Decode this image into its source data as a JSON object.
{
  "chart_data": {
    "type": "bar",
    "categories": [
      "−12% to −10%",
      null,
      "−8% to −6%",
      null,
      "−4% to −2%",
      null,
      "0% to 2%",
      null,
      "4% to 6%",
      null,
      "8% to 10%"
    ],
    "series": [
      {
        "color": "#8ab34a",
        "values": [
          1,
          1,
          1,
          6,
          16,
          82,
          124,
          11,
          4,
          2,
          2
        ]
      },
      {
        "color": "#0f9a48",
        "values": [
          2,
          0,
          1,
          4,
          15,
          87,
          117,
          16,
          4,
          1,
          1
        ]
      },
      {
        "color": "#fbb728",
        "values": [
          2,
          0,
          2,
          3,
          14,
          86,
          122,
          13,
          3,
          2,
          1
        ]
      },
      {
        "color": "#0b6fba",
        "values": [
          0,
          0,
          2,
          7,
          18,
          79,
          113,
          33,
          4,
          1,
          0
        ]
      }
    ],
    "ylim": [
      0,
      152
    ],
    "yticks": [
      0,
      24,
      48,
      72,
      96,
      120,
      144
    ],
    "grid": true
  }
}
_ _ _ _ _
STATED EXERCISE →
How many lines in the listing above contain the string "color"? Answer with the number only.

THE RESULT →
4